> [WHAT IS NEEDED]
Reproduce the records verbatim from their first line through the line containing "236, 719, 360]", with that line included.

## BEGIN DATASET EXCERPTS

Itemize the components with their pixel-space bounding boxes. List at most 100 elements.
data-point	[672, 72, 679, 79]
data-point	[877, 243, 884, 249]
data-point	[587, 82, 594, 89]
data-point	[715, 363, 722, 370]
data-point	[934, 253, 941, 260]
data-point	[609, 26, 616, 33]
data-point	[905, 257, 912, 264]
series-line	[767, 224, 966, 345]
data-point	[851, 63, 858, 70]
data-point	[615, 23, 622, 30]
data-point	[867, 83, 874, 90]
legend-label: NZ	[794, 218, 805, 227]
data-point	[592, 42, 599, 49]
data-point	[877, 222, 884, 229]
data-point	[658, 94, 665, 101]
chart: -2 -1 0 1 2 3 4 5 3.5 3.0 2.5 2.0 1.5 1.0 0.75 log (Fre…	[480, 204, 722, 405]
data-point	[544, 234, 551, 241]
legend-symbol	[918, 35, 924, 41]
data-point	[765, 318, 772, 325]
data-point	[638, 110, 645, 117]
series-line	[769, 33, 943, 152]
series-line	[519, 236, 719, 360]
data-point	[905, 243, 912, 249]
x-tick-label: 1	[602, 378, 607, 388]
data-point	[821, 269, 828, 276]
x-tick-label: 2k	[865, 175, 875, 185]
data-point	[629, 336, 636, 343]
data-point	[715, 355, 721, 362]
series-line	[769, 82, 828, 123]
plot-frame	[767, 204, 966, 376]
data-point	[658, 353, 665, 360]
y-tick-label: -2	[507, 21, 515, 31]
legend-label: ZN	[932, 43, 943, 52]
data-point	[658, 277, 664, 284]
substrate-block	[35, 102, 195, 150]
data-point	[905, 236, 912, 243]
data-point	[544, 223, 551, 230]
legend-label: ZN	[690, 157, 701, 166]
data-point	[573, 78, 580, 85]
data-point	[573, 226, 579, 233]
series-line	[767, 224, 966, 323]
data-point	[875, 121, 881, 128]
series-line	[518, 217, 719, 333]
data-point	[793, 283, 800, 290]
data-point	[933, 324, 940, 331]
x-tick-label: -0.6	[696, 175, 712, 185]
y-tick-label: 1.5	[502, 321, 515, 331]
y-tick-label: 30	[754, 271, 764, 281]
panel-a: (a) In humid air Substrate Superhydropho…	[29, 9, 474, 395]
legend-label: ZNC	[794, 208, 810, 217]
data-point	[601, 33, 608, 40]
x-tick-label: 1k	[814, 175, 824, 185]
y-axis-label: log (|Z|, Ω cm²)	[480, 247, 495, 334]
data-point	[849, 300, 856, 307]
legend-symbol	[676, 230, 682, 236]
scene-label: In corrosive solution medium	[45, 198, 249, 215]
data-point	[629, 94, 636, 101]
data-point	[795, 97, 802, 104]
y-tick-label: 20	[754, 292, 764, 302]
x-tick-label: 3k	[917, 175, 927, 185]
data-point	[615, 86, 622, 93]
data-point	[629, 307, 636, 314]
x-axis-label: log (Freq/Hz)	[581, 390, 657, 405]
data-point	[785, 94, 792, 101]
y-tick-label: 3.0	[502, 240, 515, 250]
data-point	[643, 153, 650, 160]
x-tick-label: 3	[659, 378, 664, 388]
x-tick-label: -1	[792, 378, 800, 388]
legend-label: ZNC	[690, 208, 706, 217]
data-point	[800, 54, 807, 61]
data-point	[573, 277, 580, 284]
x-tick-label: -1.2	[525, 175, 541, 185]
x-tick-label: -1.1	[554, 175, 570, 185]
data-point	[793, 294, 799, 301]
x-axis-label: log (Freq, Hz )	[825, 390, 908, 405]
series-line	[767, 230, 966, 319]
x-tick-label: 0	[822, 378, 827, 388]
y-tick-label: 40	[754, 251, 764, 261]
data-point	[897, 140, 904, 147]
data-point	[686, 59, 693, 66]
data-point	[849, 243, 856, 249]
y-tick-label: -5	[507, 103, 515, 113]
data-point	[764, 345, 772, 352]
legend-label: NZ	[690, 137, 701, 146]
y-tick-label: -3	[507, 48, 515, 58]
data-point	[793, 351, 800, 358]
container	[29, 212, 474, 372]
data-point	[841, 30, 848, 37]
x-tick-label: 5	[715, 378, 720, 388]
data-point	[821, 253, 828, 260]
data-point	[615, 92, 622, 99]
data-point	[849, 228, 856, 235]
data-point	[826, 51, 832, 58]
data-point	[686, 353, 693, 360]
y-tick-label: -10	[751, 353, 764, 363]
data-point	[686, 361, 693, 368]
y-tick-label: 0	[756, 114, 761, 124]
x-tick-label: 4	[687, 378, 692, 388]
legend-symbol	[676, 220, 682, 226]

## END DATASET EXCERPTS

> [EXERCISE SOLUTION]
Itemize the components with their pixel-space bounding boxes. List at most 100 elements.
data-point	[672, 72, 679, 79]
data-point	[877, 243, 884, 249]
data-point	[587, 82, 594, 89]
data-point	[715, 363, 722, 370]
data-point	[934, 253, 941, 260]
data-point	[609, 26, 616, 33]
data-point	[905, 257, 912, 264]
series-line	[767, 224, 966, 345]
data-point	[851, 63, 858, 70]
data-point	[615, 23, 622, 30]
data-point	[867, 83, 874, 90]
legend-label: NZ	[794, 218, 805, 227]
data-point	[592, 42, 599, 49]
data-point	[877, 222, 884, 229]
data-point	[658, 94, 665, 101]
chart: -2 -1 0 1 2 3 4 5 3.5 3.0 2.5 2.0 1.5 1.0 0.75 log (Fre…	[480, 204, 722, 405]
data-point	[544, 234, 551, 241]
legend-symbol	[918, 35, 924, 41]
data-point	[765, 318, 772, 325]
data-point	[638, 110, 645, 117]
series-line	[769, 33, 943, 152]
series-line	[519, 236, 719, 360]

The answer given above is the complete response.